**Required work:**
Copy out every record below exactly as written, but leave out any pictures.

**Records supplied:**
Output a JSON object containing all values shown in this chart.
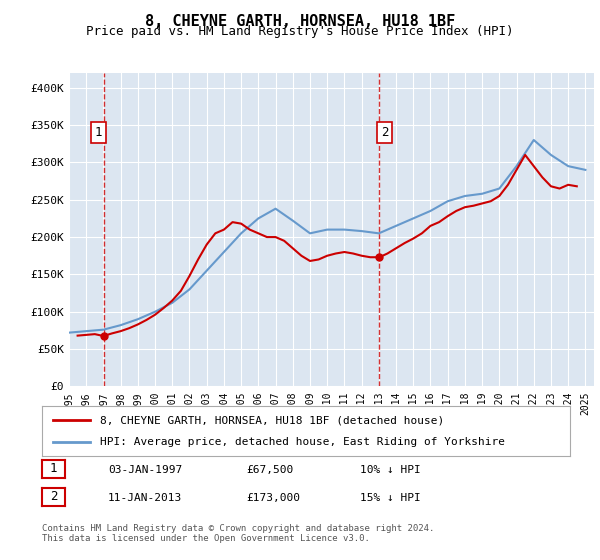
{
  "title": "8, CHEYNE GARTH, HORNSEA, HU18 1BF",
  "subtitle": "Price paid vs. HM Land Registry's House Price Index (HPI)",
  "ylabel_ticks": [
    "£0",
    "£50K",
    "£100K",
    "£150K",
    "£200K",
    "£250K",
    "£300K",
    "£350K",
    "£400K"
  ],
  "ytick_values": [
    0,
    50000,
    100000,
    150000,
    200000,
    250000,
    300000,
    350000,
    400000
  ],
  "ylim": [
    0,
    420000
  ],
  "xlim_start": 1995.0,
  "xlim_end": 2025.5,
  "background_color": "#dce6f1",
  "plot_bg_color": "#dce6f1",
  "grid_color": "#ffffff",
  "sale1": {
    "date": 1997.01,
    "price": 67500,
    "label": "1"
  },
  "sale2": {
    "date": 2013.03,
    "price": 173000,
    "label": "2"
  },
  "legend_line1": "8, CHEYNE GARTH, HORNSEA, HU18 1BF (detached house)",
  "legend_line2": "HPI: Average price, detached house, East Riding of Yorkshire",
  "annotation1_text": "1   03-JAN-1997          £67,500        10% ↓ HPI",
  "annotation2_text": "2   11-JAN-2013          £173,000      15% ↓ HPI",
  "footer": "Contains HM Land Registry data © Crown copyright and database right 2024.\nThis data is licensed under the Open Government Licence v3.0.",
  "red_color": "#cc0000",
  "blue_color": "#6699cc",
  "hpi_years": [
    1995,
    1996,
    1997,
    1998,
    1999,
    2000,
    2001,
    2002,
    2003,
    2004,
    2005,
    2006,
    2007,
    2008,
    2009,
    2010,
    2011,
    2012,
    2013,
    2014,
    2015,
    2016,
    2017,
    2018,
    2019,
    2020,
    2021,
    2022,
    2023,
    2024,
    2025
  ],
  "hpi_values": [
    72000,
    74000,
    76000,
    82000,
    90000,
    100000,
    112000,
    130000,
    155000,
    180000,
    205000,
    225000,
    238000,
    222000,
    205000,
    210000,
    210000,
    208000,
    205000,
    215000,
    225000,
    235000,
    248000,
    255000,
    258000,
    265000,
    295000,
    330000,
    310000,
    295000,
    290000
  ],
  "price_years": [
    1995.5,
    1996,
    1996.5,
    1997.0,
    1997.5,
    1998,
    1998.5,
    1999,
    1999.5,
    2000,
    2000.5,
    2001,
    2001.5,
    2002,
    2002.5,
    2003,
    2003.5,
    2004,
    2004.5,
    2005,
    2005.5,
    2006,
    2006.5,
    2007,
    2007.5,
    2008,
    2008.5,
    2009,
    2009.5,
    2010,
    2010.5,
    2011,
    2011.5,
    2012,
    2012.5,
    2013.03,
    2013.5,
    2014,
    2014.5,
    2015,
    2015.5,
    2016,
    2016.5,
    2017,
    2017.5,
    2018,
    2018.5,
    2019,
    2019.5,
    2020,
    2020.5,
    2021,
    2021.5,
    2022,
    2022.5,
    2023,
    2023.5,
    2024,
    2024.5
  ],
  "price_values": [
    68000,
    69000,
    70000,
    67500,
    71000,
    74000,
    78000,
    83000,
    89000,
    96000,
    105000,
    115000,
    128000,
    148000,
    170000,
    190000,
    205000,
    210000,
    220000,
    218000,
    210000,
    205000,
    200000,
    200000,
    195000,
    185000,
    175000,
    168000,
    170000,
    175000,
    178000,
    180000,
    178000,
    175000,
    173000,
    173000,
    178000,
    185000,
    192000,
    198000,
    205000,
    215000,
    220000,
    228000,
    235000,
    240000,
    242000,
    245000,
    248000,
    255000,
    270000,
    290000,
    310000,
    295000,
    280000,
    268000,
    265000,
    270000,
    268000
  ]
}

**The solution:**
Output a JSON object containing all values shown in this chart.
{
  "title": "8, CHEYNE GARTH, HORNSEA, HU18 1BF",
  "subtitle": "Price paid vs. HM Land Registry's House Price Index (HPI)",
  "ylabel_ticks": [
    "£0",
    "£50K",
    "£100K",
    "£150K",
    "£200K",
    "£250K",
    "£300K",
    "£350K",
    "£400K"
  ],
  "ytick_values": [
    0,
    50000,
    100000,
    150000,
    200000,
    250000,
    300000,
    350000,
    400000
  ],
  "ylim": [
    0,
    420000
  ],
  "xlim_start": 1995.0,
  "xlim_end": 2025.5,
  "background_color": "#dce6f1",
  "plot_bg_color": "#dce6f1",
  "grid_color": "#ffffff",
  "sale1": {
    "date": 1997.01,
    "price": 67500,
    "label": "1"
  },
  "sale2": {
    "date": 2013.03,
    "price": 173000,
    "label": "2"
  },
  "legend_line1": "8, CHEYNE GARTH, HORNSEA, HU18 1BF (detached house)",
  "legend_line2": "HPI: Average price, detached house, East Riding of Yorkshire",
  "annotation1_text": "1   03-JAN-1997          £67,500        10% ↓ HPI",
  "annotation2_text": "2   11-JAN-2013          £173,000      15% ↓ HPI",
  "footer": "Contains HM Land Registry data © Crown copyright and database right 2024.\nThis data is licensed under the Open Government Licence v3.0.",
  "red_color": "#cc0000",
  "blue_color": "#6699cc",
  "hpi_years": [
    1995,
    1996,
    1997,
    1998,
    1999,
    2000,
    2001,
    2002,
    2003,
    2004,
    2005,
    2006,
    2007,
    2008,
    2009,
    2010,
    2011,
    2012,
    2013,
    2014,
    2015,
    2016,
    2017,
    2018,
    2019,
    2020,
    2021,
    2022,
    2023,
    2024,
    2025
  ],
  "hpi_values": [
    72000,
    74000,
    76000,
    82000,
    90000,
    100000,
    112000,
    130000,
    155000,
    180000,
    205000,
    225000,
    238000,
    222000,
    205000,
    210000,
    210000,
    208000,
    205000,
    215000,
    225000,
    235000,
    248000,
    255000,
    258000,
    265000,
    295000,
    330000,
    310000,
    295000,
    290000
  ],
  "price_years": [
    1995.5,
    1996,
    1996.5,
    1997.0,
    1997.5,
    1998,
    1998.5,
    1999,
    1999.5,
    2000,
    2000.5,
    2001,
    2001.5,
    2002,
    2002.5,
    2003,
    2003.5,
    2004,
    2004.5,
    2005,
    2005.5,
    2006,
    2006.5,
    2007,
    2007.5,
    2008,
    2008.5,
    2009,
    2009.5,
    2010,
    2010.5,
    2011,
    2011.5,
    2012,
    2012.5,
    2013.03,
    2013.5,
    2014,
    2014.5,
    2015,
    2015.5,
    2016,
    2016.5,
    2017,
    2017.5,
    2018,
    2018.5,
    2019,
    2019.5,
    2020,
    2020.5,
    2021,
    2021.5,
    2022,
    2022.5,
    2023,
    2023.5,
    2024,
    2024.5
  ],
  "price_values": [
    68000,
    69000,
    70000,
    67500,
    71000,
    74000,
    78000,
    83000,
    89000,
    96000,
    105000,
    115000,
    128000,
    148000,
    170000,
    190000,
    205000,
    210000,
    220000,
    218000,
    210000,
    205000,
    200000,
    200000,
    195000,
    185000,
    175000,
    168000,
    170000,
    175000,
    178000,
    180000,
    178000,
    175000,
    173000,
    173000,
    178000,
    185000,
    192000,
    198000,
    205000,
    215000,
    220000,
    228000,
    235000,
    240000,
    242000,
    245000,
    248000,
    255000,
    270000,
    290000,
    310000,
    295000,
    280000,
    268000,
    265000,
    270000,
    268000
  ]
}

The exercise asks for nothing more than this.